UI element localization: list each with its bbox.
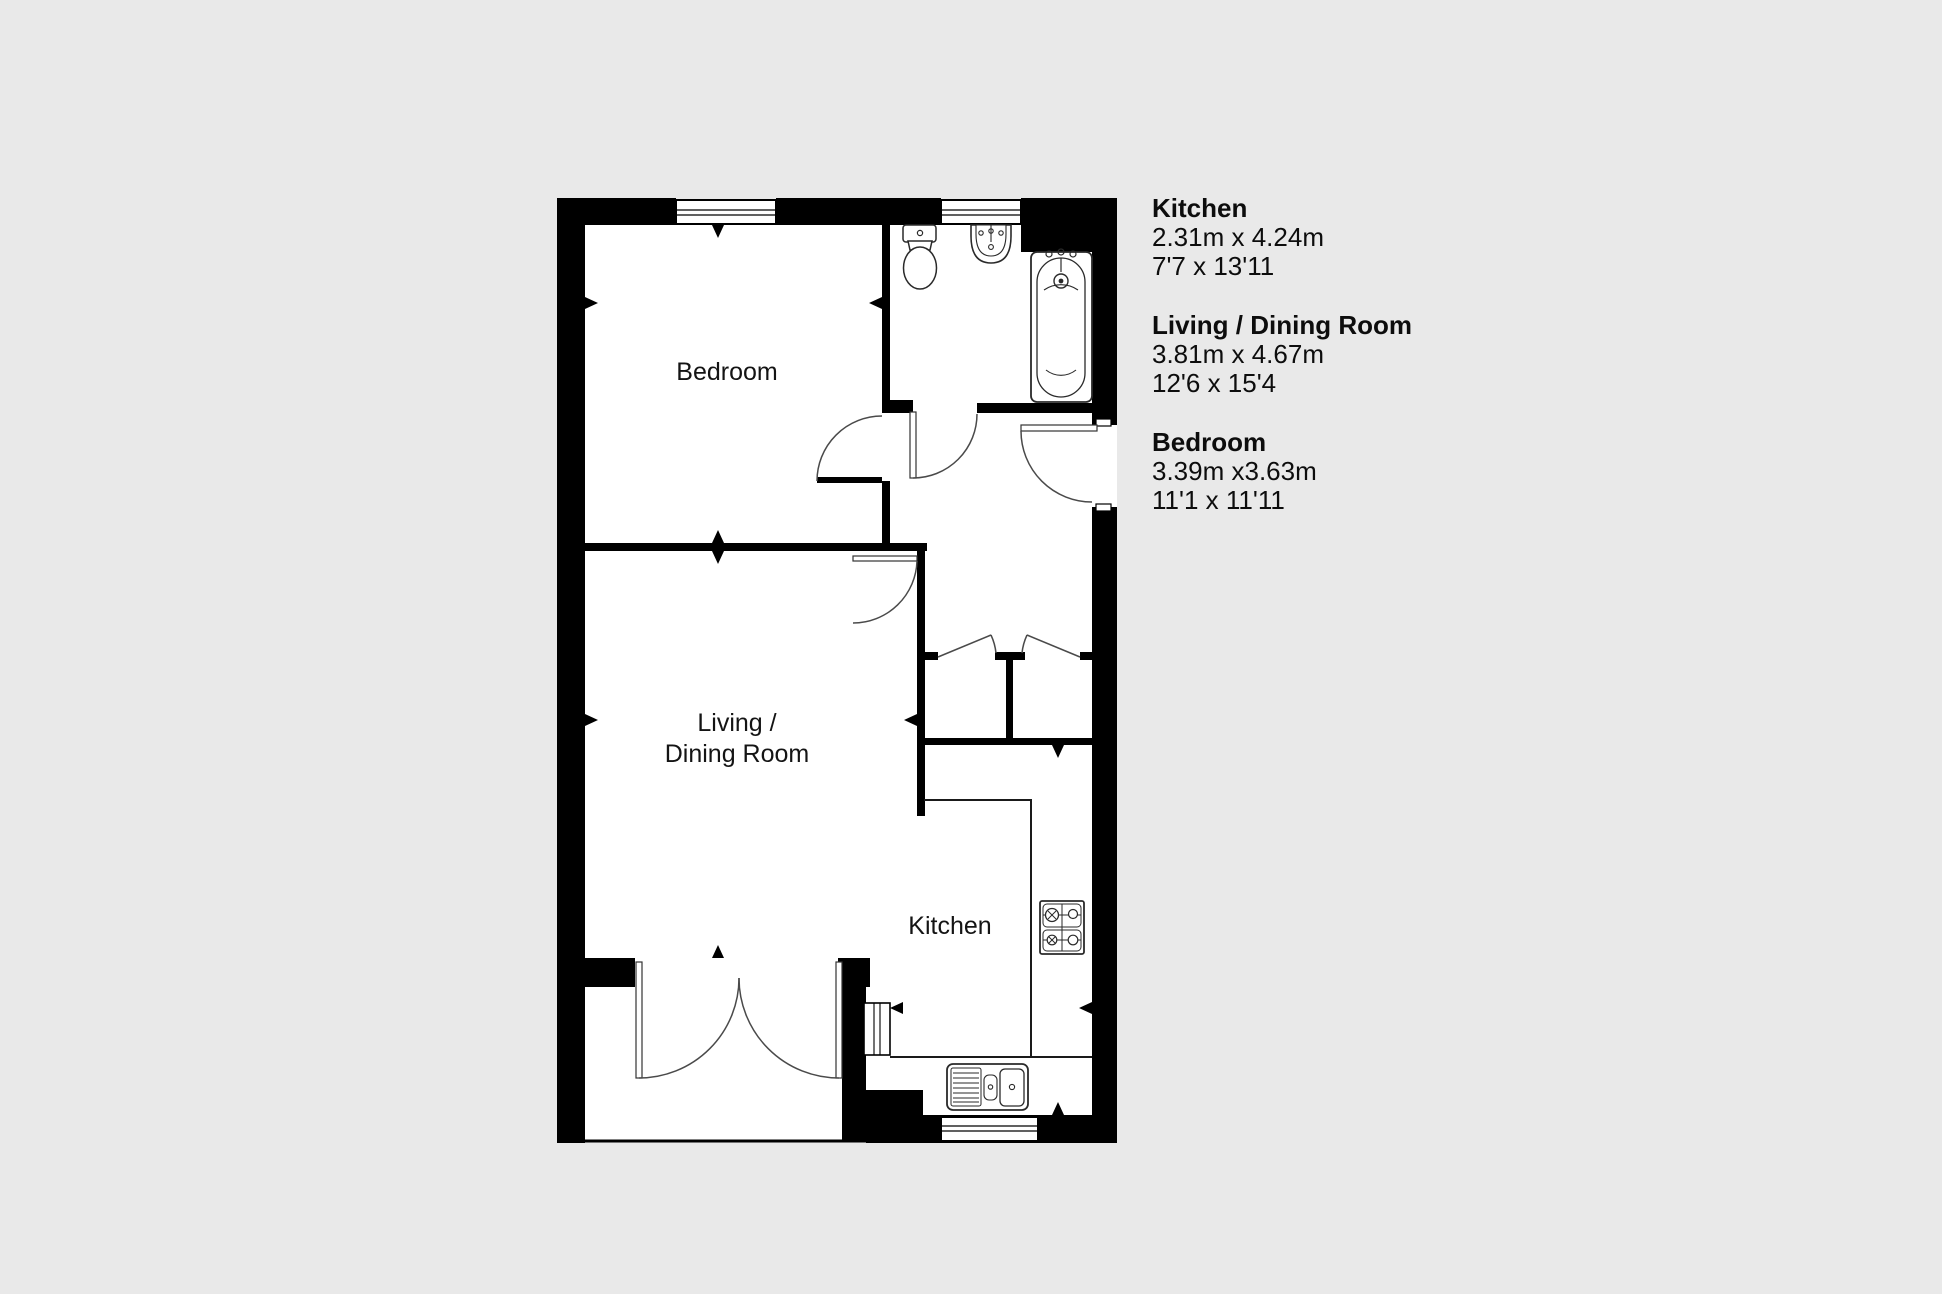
wall-closet-stub-right <box>1080 652 1092 660</box>
wall-closet-stub-left <box>923 652 938 660</box>
room-dimensions-panel: Kitchen 2.31m x 4.24m 7'7 x 13'11 Living… <box>1152 194 1572 545</box>
legend-room-metric: 2.31m x 4.24m <box>1152 223 1572 252</box>
legend-kitchen: Kitchen 2.31m x 4.24m 7'7 x 13'11 <box>1152 194 1572 281</box>
wall-living-bottom-left <box>585 958 635 987</box>
entrance-door-jambs <box>1092 419 1117 511</box>
kitchen-sink <box>947 1064 1028 1110</box>
wall-bedroom-bathroom <box>882 225 890 412</box>
floor-plan: Bedroom Living / Dining Room Kitchen <box>0 0 1942 1294</box>
legend-room-imperial: 12'6 x 15'4 <box>1152 369 1572 398</box>
wall-bedroom-living-divider <box>585 543 927 551</box>
wall-closet-bottom <box>917 738 1092 745</box>
floorplan-page: Bedroom Living / Dining Room Kitchen Kit… <box>0 0 1942 1294</box>
kitchen-label: Kitchen <box>908 912 991 940</box>
wall-bathroom-bottom <box>977 403 1092 413</box>
wall-below-bedroom-door <box>882 481 890 551</box>
wall-patio-kitchen <box>842 987 866 1140</box>
bedroom-window <box>676 200 776 224</box>
bathroom-window <box>941 200 1021 224</box>
basin <box>971 225 1011 263</box>
legend-room-metric: 3.81m x 4.67m <box>1152 340 1572 369</box>
legend-room-imperial: 7'7 x 13'11 <box>1152 252 1572 281</box>
legend-room-imperial: 11'1 x 11'11 <box>1152 486 1572 515</box>
wall-kitchen-corner-step <box>866 1090 923 1115</box>
bathtub <box>1031 249 1092 402</box>
wall-living-bottom-right <box>838 958 870 987</box>
legend-room-name: Kitchen <box>1152 194 1572 223</box>
wall-left <box>557 198 585 1143</box>
hob <box>1040 901 1084 954</box>
living-room-label-line1: Living / <box>697 709 776 737</box>
legend-living-dining: Living / Dining Room 3.81m x 4.67m 12'6 … <box>1152 311 1572 398</box>
wall-right-upper <box>1092 252 1117 425</box>
legend-room-metric: 3.39m x3.63m <box>1152 457 1572 486</box>
wall-bedroom-nook <box>817 477 882 483</box>
legend-bedroom: Bedroom 3.39m x3.63m 11'1 x 11'11 <box>1152 428 1572 515</box>
wall-closet-divider <box>1006 660 1013 738</box>
wall-right-lower <box>1092 507 1117 1115</box>
legend-room-name: Bedroom <box>1152 428 1572 457</box>
wall-top-right-block <box>1021 198 1117 252</box>
patio-side-window <box>864 1003 890 1055</box>
wall-closet-stub-middle <box>995 652 1025 660</box>
bedroom-label: Bedroom <box>676 358 777 386</box>
kitchen-window <box>941 1117 1038 1141</box>
wall-top-left <box>557 198 676 225</box>
legend-room-name: Living / Dining Room <box>1152 311 1572 340</box>
wall-hall-left <box>917 551 925 816</box>
living-room-label-line2: Dining Room <box>665 740 810 768</box>
toilet <box>903 225 937 289</box>
wall-bathroom-stub <box>882 400 913 413</box>
wall-top-middle <box>776 198 941 225</box>
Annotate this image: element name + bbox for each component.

| Required work |
List every line above that contains the word "bottom". Case counts.

| Solution for this problem |
wall-living-bottom-left <box>585 958 635 987</box>
wall-closet-bottom <box>917 738 1092 745</box>
wall-bathroom-bottom <box>977 403 1092 413</box>
wall-living-bottom-right <box>838 958 870 987</box>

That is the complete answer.